Direction.
Return all lines where the word "JSON" can be found.

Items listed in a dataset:
______

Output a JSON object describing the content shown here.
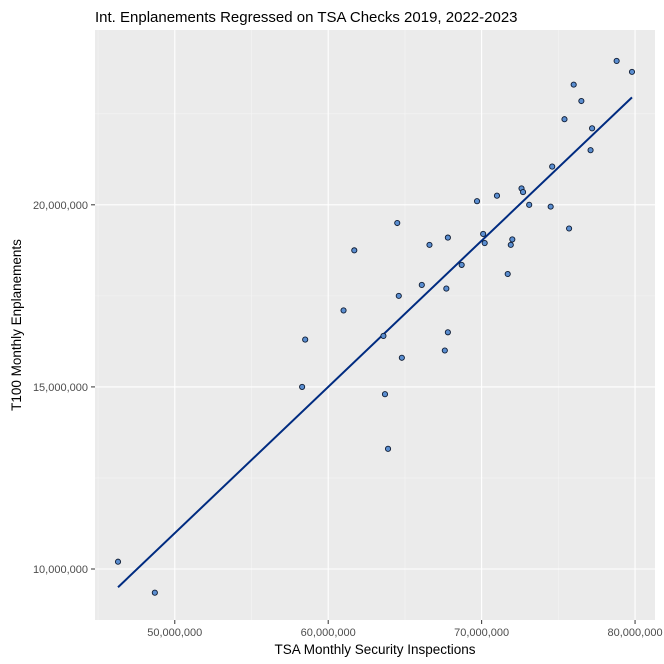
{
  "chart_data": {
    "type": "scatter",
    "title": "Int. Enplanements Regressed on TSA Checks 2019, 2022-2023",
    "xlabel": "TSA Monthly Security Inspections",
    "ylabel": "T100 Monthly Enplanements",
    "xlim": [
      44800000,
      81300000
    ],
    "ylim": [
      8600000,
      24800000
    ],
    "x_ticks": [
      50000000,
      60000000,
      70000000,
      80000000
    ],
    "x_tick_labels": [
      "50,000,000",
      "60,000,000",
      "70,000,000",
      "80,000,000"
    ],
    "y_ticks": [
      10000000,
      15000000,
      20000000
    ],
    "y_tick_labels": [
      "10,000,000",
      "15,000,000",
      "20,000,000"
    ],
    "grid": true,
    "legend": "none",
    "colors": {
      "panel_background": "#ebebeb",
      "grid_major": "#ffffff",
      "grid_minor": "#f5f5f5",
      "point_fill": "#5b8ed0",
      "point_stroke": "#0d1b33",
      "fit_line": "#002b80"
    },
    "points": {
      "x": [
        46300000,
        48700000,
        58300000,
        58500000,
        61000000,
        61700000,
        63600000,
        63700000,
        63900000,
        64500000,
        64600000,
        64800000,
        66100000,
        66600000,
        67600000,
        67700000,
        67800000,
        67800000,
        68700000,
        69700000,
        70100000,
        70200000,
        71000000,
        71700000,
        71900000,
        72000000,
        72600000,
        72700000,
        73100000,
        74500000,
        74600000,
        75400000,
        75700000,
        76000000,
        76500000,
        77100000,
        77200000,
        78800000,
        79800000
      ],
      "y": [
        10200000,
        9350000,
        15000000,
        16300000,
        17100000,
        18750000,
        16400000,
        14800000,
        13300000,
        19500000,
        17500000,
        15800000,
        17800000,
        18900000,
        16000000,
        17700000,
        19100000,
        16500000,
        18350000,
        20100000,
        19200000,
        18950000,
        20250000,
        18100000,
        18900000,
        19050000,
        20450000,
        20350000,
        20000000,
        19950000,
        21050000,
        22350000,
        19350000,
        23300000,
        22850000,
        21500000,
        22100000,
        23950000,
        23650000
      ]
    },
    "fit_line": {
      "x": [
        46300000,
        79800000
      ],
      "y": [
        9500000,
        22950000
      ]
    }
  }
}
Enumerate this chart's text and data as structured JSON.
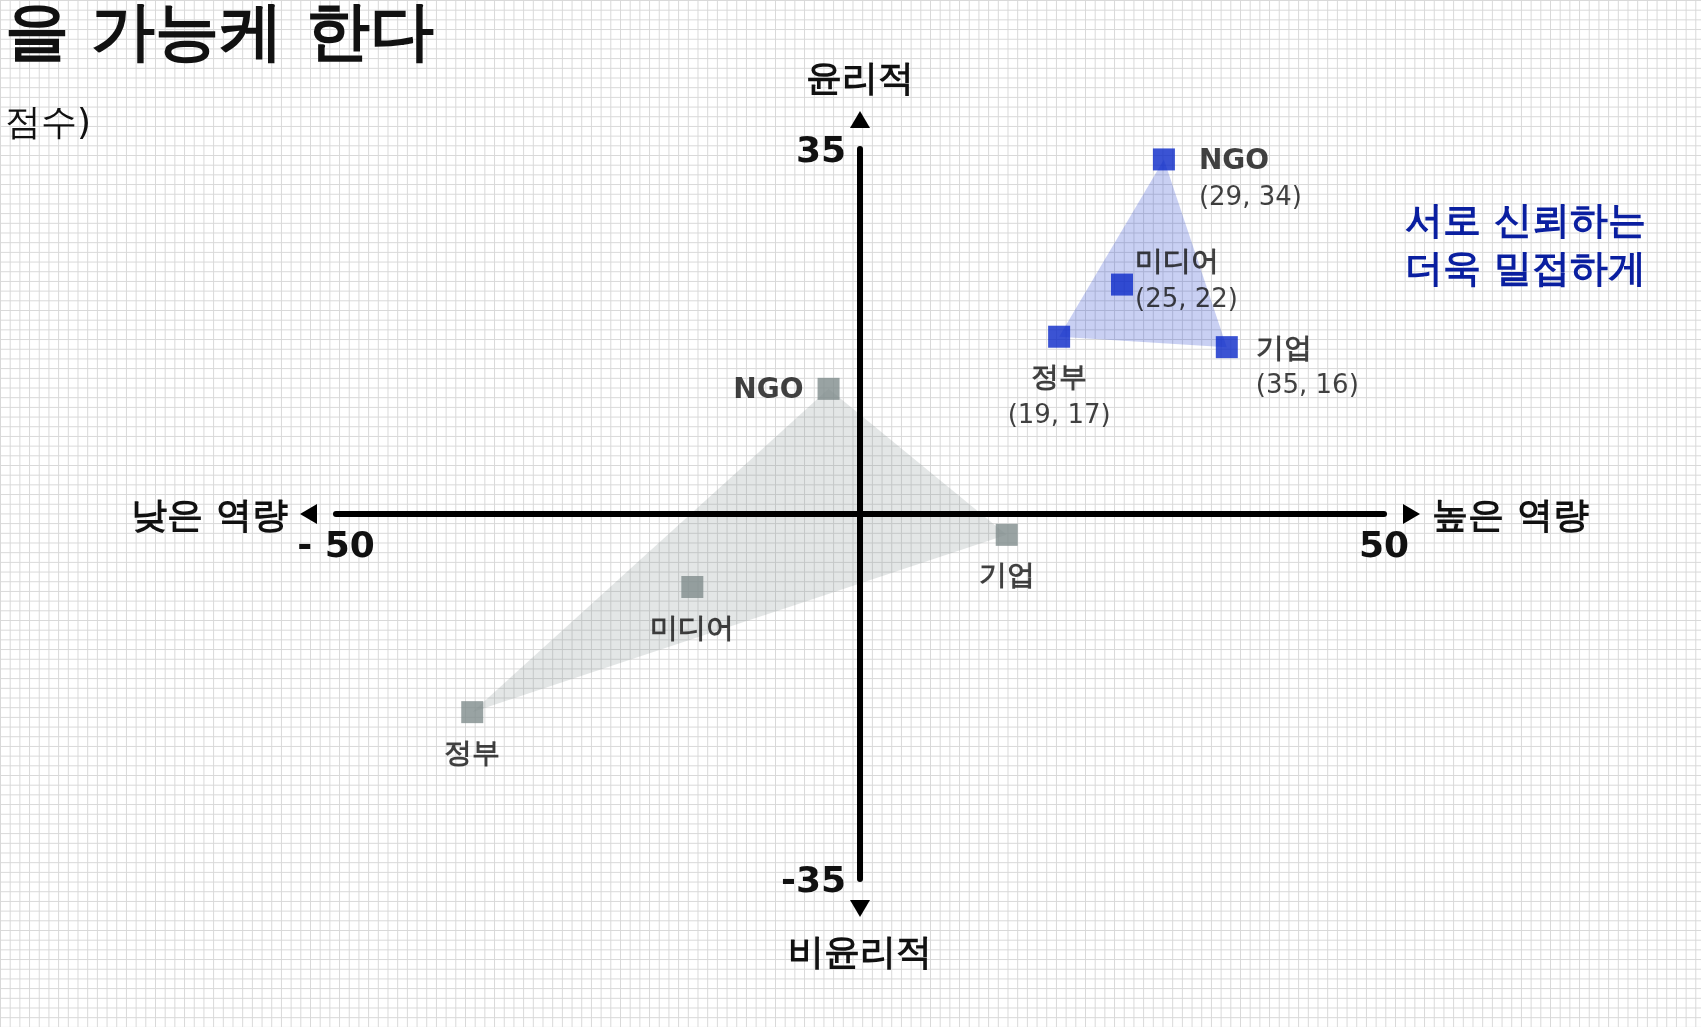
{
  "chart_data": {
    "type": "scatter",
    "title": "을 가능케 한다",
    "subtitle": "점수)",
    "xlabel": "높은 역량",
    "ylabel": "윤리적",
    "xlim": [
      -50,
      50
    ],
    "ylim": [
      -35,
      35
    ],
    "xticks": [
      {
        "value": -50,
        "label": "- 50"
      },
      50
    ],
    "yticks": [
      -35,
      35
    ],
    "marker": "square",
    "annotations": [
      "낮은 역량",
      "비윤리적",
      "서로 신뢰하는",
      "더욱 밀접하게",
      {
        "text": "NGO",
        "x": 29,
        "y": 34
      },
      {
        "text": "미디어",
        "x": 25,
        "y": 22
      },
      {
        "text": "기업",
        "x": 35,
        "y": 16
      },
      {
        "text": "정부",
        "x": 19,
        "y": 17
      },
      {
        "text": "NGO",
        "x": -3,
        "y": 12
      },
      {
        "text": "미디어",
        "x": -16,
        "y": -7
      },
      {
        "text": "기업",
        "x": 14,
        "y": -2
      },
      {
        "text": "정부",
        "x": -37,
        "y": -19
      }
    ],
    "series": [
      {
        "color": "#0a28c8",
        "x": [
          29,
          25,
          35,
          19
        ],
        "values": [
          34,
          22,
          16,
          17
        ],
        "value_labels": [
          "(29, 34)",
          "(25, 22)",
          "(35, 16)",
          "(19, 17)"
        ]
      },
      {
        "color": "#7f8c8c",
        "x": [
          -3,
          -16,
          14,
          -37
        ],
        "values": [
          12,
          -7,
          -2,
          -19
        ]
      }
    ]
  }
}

______

Finished answer.
Output a JSON object describing the content shown here.
Enumerate this chart's text and data as structured JSON.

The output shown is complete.